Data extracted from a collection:
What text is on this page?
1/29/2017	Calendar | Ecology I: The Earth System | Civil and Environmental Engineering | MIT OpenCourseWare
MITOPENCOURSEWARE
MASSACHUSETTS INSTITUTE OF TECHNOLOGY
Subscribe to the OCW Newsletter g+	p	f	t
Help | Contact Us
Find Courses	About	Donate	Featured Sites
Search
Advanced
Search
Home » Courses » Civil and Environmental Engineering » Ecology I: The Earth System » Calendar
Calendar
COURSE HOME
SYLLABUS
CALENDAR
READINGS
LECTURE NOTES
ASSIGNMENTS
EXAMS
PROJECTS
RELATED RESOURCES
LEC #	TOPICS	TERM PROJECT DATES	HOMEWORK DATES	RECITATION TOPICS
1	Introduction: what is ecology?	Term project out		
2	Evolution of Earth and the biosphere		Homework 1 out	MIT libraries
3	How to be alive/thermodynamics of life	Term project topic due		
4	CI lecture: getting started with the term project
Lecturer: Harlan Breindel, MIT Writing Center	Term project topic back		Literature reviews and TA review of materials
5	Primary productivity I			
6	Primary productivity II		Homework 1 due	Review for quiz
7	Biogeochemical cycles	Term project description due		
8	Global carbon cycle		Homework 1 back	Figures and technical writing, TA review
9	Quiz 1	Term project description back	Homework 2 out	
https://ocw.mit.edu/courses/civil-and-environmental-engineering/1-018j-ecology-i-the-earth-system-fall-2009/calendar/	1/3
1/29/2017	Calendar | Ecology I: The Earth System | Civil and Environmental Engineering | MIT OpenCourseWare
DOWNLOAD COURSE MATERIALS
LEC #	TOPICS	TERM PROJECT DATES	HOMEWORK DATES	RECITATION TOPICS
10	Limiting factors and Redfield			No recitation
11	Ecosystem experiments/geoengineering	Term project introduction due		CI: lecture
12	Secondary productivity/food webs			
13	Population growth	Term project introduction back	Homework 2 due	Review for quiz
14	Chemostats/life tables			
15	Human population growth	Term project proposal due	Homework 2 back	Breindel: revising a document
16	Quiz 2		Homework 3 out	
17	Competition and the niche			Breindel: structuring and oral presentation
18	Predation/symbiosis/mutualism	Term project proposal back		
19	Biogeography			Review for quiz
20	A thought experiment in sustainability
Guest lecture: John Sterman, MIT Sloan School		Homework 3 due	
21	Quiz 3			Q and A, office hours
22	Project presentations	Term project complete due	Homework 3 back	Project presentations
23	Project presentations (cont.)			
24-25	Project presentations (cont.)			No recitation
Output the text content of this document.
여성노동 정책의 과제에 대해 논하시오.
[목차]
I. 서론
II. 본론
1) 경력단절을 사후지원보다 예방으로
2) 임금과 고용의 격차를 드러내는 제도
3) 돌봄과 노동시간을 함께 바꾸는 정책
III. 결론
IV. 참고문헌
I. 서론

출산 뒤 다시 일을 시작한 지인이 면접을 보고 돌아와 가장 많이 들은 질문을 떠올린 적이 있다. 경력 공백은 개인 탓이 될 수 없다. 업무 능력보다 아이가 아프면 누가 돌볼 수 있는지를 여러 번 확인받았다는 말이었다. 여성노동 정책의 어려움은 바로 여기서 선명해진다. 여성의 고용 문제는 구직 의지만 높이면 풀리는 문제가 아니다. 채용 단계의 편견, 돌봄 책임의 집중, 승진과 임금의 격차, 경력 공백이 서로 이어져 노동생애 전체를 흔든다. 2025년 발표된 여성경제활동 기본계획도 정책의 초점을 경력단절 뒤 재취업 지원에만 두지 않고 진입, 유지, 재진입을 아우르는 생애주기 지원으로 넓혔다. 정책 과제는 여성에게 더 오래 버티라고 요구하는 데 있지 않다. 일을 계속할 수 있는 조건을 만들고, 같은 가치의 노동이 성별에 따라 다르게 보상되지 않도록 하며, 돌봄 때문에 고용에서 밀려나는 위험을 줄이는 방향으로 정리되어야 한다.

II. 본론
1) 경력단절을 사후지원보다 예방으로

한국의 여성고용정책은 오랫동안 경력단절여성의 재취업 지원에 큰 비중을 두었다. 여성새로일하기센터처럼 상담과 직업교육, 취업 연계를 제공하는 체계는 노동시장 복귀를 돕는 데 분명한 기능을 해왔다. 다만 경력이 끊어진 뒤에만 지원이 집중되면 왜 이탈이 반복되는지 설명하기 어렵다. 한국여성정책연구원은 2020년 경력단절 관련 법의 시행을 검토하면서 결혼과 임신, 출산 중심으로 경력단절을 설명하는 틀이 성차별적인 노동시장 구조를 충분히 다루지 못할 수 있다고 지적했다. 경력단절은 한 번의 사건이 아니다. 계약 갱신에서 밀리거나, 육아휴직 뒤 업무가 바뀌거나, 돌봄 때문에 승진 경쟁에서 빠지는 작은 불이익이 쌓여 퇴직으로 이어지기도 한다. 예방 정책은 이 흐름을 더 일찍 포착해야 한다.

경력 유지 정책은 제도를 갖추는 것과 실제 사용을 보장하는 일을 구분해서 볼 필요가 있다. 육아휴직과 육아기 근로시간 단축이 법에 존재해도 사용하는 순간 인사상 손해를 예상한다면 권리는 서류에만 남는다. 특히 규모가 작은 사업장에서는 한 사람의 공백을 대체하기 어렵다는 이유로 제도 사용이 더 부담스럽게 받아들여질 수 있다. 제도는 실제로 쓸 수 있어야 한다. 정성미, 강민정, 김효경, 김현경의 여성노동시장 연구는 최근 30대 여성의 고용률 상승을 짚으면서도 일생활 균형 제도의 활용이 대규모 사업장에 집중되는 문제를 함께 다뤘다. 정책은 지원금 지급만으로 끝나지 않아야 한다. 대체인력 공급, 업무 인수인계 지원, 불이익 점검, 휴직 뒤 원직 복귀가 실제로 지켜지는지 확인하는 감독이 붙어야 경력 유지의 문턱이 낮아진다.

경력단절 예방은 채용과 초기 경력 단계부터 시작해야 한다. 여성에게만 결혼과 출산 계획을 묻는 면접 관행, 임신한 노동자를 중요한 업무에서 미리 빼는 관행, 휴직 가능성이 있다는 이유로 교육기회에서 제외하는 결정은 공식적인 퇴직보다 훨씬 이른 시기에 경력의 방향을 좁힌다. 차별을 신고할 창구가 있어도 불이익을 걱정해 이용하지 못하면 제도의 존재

* Exercise instructions:
Every line above should be retyped exactly as given.

* Result of this exercise:
What text is on this page?
1/29/2017	Calendar | Ecology I: The Earth System | Civil and Environmental Engineering | MIT OpenCourseWare
MITOPENCOURSEWARE
MASSACHUSETTS INSTITUTE OF TECHNOLOGY
Subscribe to the OCW Newsletter g+	p	f	t
Help | Contact Us
Find Courses	About	Donate	Featured Sites
Search
Advanced
Search
Home » Courses » Civil and Environmental Engineering » Ecology I: The Earth System » Calendar
Calendar
COURSE HOME
SYLLABUS
CALENDAR
READINGS
LECTURE NOTES
ASSIGNMENTS
EXAMS
PROJECTS
RELATED RESOURCES
LEC #	TOPICS	TERM PROJECT DATES	HOMEWORK DATES	RECITATION TOPICS
1	Introduction: what is ecology?	Term project out		
2	Evolution of Earth and the biosphere		Homework 1 out	MIT libraries
3	How to be alive/thermodynamics of life	Term project topic due		
4	CI lecture: getting started with the term project
Lecturer: Harlan Breindel, MIT Writing Center	Term project topic back		Literature reviews and TA review of materials
5	Primary productivity I			
6	Primary productivity II		Homework 1 due	Review for quiz
7	Biogeochemical cycles	Term project description due		
8	Global carbon cycle		Homework 1 back	Figures and technical writing, TA review
9	Quiz 1	Term project description back	Homework 2 out	
https://ocw.mit.edu/courses/civil-and-environmental-engineering/1-018j-ecology-i-the-earth-system-fall-2009/calendar/	1/3
1/29/2017	Calendar | Ecology I: The Earth System | Civil and Environmental Engineering | MIT OpenCourseWare
DOWNLOAD COURSE MATERIALS
LEC #	TOPICS	TERM PROJECT DATES	HOMEWORK DATES	RECITATION TOPICS
10	Limiting factors and Redfield			No recitation
11	Ecosystem experiments/geoengineering	Term project introduction due		CI: lecture
12	Secondary productivity/food webs			
13	Population growth	Term project introduction back	Homework 2 due	Review for quiz
14	Chemostats/life tables			
15	Human population growth	Term project proposal due	Homework 2 back	Breindel: revising a document
16	Quiz 2		Homework 3 out	
17	Competition and the niche			Breindel: structuring and oral presentation
18	Predation/symbiosis/mutualism	Term project proposal back		
19	Biogeography			Review for quiz
20	A thought experiment in sustainability
Guest lecture: John Sterman, MIT Sloan School		Homework 3 due	
21	Quiz 3			Q and A, office hours
22	Project presentations	Term project complete due	Homework 3 back	Project presentations
23	Project presentations (cont.)			
24-25	Project presentations (cont.)			No recitation
Output the text content of this document.
여성노동 정책의 과제에 대해 논하시오.
[목차]
I. 서론
II. 본론
1) 경력단절을 사후지원보다 예방으로
2) 임금과 고용의 격차를 드러내는 제도
3) 돌봄과 노동시간을 함께 바꾸는 정책
III. 결론
IV. 참고문헌
I. 서론

출산 뒤 다시 일을 시작한 지인이 면접을 보고 돌아와 가장 많이 들은 질문을 떠올린 적이 있다. 경력 공백은 개인 탓이 될 수 없다. 업무 능력보다 아이가 아프면 누가 돌볼 수 있는지를 여러 번 확인받았다는 말이었다. 여성노동 정책의 어려움은 바로 여기서 선명해진다. 여성의 고용 문제는 구직 의지만 높이면 풀리는 문제가 아니다. 채용 단계의 편견, 돌봄 책임의 집중, 승진과 임금의 격차, 경력 공백이 서로 이어져 노동생애 전체를 흔든다. 2025년 발표된 여성경제활동 기본계획도 정책의 초점을 경력단절 뒤 재취업 지원에만 두지 않고 진입, 유지, 재진입을 아우르는 생애주기 지원으로 넓혔다. 정책 과제는 여성에게 더 오래 버티라고 요구하는 데 있지 않다. 일을 계속할 수 있는 조건을 만들고, 같은 가치의 노동이 성별에 따라 다르게 보상되지 않도록 하며, 돌봄 때문에 고용에서 밀려나는 위험을 줄이는 방향으로 정리되어야 한다.

II. 본론
1) 경력단절을 사후지원보다 예방으로

한국의 여성고용정책은 오랫동안 경력단절여성의 재취업 지원에 큰 비중을 두었다. 여성새로일하기센터처럼 상담과 직업교육, 취업 연계를 제공하는 체계는 노동시장 복귀를 돕는 데 분명한 기능을 해왔다. 다만 경력이 끊어진 뒤에만 지원이 집중되면 왜 이탈이 반복되는지 설명하기 어렵다. 한국여성정책연구원은 2020년 경력단절 관련 법의 시행을 검토하면서 결혼과 임신, 출산 중심으로 경력단절을 설명하는 틀이 성차별적인 노동시장 구조를 충분히 다루지 못할 수 있다고 지적했다. 경력단절은 한 번의 사건이 아니다. 계약 갱신에서 밀리거나, 육아휴직 뒤 업무가 바뀌거나, 돌봄 때문에 승진 경쟁에서 빠지는 작은 불이익이 쌓여 퇴직으로 이어지기도 한다. 예방 정책은 이 흐름을 더 일찍 포착해야 한다.

경력 유지 정책은 제도를 갖추는 것과 실제 사용을 보장하는 일을 구분해서 볼 필요가 있다. 육아휴직과 육아기 근로시간 단축이 법에 존재해도 사용하는 순간 인사상 손해를 예상한다면 권리는 서류에만 남는다. 특히 규모가 작은 사업장에서는 한 사람의 공백을 대체하기 어렵다는 이유로 제도 사용이 더 부담스럽게 받아들여질 수 있다. 제도는 실제로 쓸 수 있어야 한다. 정성미, 강민정, 김효경, 김현경의 여성노동시장 연구는 최근 30대 여성의 고용률 상승을 짚으면서도 일생활 균형 제도의 활용이 대규모 사업장에 집중되는 문제를 함께 다뤘다. 정책은 지원금 지급만으로 끝나지 않아야 한다. 대체인력 공급, 업무 인수인계 지원, 불이익 점검, 휴직 뒤 원직 복귀가 실제로 지켜지는지 확인하는 감독이 붙어야 경력 유지의 문턱이 낮아진다.

경력단절 예방은 채용과 초기 경력 단계부터 시작해야 한다. 여성에게만 결혼과 출산 계획을 묻는 면접 관행, 임신한 노동자를 중요한 업무에서 미리 빼는 관행, 휴직 가능성이 있다는 이유로 교육기회에서 제외하는 결정은 공식적인 퇴직보다 훨씬 이른 시기에 경력의 방향을 좁힌다. 차별을 신고할 창구가 있어도 불이익을 걱정해 이용하지 못하면 제도의 존재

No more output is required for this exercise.